====== PASSAGE FOR REVIEW
YOUR SOLIN GENERATED RECIPE
Crispy Baked Buttermilk Chicken with Herbs
Enjoy a crispy take on classic fried chicken with this baked version. Tender chicken breasts marinated in tangy buttermilk, lightly coated with almond flour and infused with fragrant fresh herbs, deliver a satisfying crunch and savory flavor. Perfectly balanced for a nourishing meal, it pairs well with a variety of sides.
INGREDIENTS
6 oz Chicken Breast
1/4 cup Buttermilk
1/8 cup Almond Flour
2 tbsp Fresh Mixed Herbs
1 tsp Olive Oil
Salt & Pepper to taste
PREPARATION
Preheat your oven to 425°F and line a baking sheet with parchment paper.
In a shallow bowl, combine the buttermilk with a pinch of salt, pepper, and the finely chopped mixed herbs.
Submerge the chicken breast in the buttermilk mixture and let it marinate in the refrigerator for at least 30 minutes to 1 hour.
============
Can you quote the baked buttermilk chicken recipe between "YOUR SOLIN GENERATED" and "with parchment paper.", inclusive?
====== EXTRACTED RECORDS
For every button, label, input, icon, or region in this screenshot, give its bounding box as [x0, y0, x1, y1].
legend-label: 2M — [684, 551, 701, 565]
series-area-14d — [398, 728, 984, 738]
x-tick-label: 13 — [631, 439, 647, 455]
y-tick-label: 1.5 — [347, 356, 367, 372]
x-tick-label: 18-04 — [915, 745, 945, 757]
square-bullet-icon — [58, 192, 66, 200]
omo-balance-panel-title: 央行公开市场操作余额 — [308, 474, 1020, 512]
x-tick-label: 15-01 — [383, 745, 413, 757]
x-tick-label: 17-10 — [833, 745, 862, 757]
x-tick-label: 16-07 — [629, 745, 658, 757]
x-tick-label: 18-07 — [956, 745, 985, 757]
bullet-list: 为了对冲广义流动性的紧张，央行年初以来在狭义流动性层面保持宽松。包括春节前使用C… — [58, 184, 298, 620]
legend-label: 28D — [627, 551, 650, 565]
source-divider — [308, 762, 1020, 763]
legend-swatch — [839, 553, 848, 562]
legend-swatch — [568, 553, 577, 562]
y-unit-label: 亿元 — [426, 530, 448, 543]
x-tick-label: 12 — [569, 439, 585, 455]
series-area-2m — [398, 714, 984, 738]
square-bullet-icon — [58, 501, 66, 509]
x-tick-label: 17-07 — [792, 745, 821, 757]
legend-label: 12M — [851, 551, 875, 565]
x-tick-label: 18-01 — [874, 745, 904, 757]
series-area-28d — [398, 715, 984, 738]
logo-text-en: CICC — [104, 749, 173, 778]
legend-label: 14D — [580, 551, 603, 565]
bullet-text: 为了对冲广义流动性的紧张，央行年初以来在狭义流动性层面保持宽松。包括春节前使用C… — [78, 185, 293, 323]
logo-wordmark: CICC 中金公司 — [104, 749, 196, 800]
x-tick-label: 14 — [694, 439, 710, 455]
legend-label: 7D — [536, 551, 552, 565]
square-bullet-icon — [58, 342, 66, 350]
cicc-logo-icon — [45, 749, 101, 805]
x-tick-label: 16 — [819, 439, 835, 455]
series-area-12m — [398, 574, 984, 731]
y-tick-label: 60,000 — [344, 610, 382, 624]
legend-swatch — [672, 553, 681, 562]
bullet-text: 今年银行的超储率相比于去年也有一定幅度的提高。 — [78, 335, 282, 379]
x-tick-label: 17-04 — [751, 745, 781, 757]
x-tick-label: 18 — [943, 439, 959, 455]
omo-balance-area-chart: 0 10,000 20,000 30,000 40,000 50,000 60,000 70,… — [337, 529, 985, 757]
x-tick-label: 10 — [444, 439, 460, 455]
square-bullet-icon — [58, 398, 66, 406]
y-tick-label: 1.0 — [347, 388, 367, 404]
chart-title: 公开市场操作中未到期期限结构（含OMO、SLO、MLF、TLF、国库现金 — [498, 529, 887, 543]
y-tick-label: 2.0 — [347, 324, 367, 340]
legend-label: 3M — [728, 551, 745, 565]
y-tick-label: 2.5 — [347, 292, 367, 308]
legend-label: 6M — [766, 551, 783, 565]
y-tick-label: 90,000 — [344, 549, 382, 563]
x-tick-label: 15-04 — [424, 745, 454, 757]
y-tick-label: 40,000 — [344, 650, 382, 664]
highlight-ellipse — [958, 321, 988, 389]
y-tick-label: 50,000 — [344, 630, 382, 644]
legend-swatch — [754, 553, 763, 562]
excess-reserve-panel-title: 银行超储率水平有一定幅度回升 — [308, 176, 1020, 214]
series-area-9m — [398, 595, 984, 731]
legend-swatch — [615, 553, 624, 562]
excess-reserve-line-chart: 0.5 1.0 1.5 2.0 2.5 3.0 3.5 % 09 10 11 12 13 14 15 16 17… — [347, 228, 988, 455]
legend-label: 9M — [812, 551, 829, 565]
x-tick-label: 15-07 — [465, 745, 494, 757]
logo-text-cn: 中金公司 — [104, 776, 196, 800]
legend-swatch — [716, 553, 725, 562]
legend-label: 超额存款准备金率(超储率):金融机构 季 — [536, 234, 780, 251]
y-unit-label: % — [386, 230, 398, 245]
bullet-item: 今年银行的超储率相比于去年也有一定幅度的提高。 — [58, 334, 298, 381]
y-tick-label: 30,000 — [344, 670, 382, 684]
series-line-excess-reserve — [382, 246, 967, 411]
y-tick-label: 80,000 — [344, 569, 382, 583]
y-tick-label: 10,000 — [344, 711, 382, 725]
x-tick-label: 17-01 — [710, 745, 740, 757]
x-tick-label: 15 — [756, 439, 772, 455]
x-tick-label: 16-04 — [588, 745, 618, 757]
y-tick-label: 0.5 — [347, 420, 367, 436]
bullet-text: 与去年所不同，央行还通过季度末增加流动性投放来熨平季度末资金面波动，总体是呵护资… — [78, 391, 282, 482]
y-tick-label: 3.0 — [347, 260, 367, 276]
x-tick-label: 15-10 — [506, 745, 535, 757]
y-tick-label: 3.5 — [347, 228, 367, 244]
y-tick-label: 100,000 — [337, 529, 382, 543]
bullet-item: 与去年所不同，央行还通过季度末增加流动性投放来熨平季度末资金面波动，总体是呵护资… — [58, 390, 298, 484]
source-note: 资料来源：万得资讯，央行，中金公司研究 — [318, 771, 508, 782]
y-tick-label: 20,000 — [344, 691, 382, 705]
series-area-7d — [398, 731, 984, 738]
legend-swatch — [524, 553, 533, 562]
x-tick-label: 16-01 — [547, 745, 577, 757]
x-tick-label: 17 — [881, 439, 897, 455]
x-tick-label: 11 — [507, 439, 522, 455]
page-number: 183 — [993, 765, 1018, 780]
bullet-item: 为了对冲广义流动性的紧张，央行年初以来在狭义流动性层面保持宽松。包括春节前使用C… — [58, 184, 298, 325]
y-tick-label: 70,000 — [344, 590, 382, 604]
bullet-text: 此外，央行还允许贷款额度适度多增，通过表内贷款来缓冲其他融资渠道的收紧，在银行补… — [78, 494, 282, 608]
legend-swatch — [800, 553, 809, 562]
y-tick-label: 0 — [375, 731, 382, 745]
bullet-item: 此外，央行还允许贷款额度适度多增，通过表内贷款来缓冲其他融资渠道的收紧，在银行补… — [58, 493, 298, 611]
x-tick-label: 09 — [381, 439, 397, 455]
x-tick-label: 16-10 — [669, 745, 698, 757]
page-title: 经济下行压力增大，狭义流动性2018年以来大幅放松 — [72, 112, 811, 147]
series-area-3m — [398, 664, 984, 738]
============
— YOUR SOLUTION —
YOUR SOLIN GENERATED RECIPE
Crispy Baked Buttermilk Chicken with Herbs
Enjoy a crispy take on classic fried chicken with this baked version. Tender chicken breasts marinated in tangy buttermilk, lightly coated with almond flour and infused with fragrant fresh herbs, deliver a satisfying crunch and savory flavor. Perfectly balanced for a nourishing meal, it pairs well with a variety of sides.
INGREDIENTS
6 oz Chicken Breast
1/4 cup Buttermilk
1/8 cup Almond Flour
2 tbsp Fresh Mixed Herbs
1 tsp Olive Oil
Salt & Pepper to taste
PREPARATION
Preheat your oven to 425°F and line a baking sheet with parchment paper.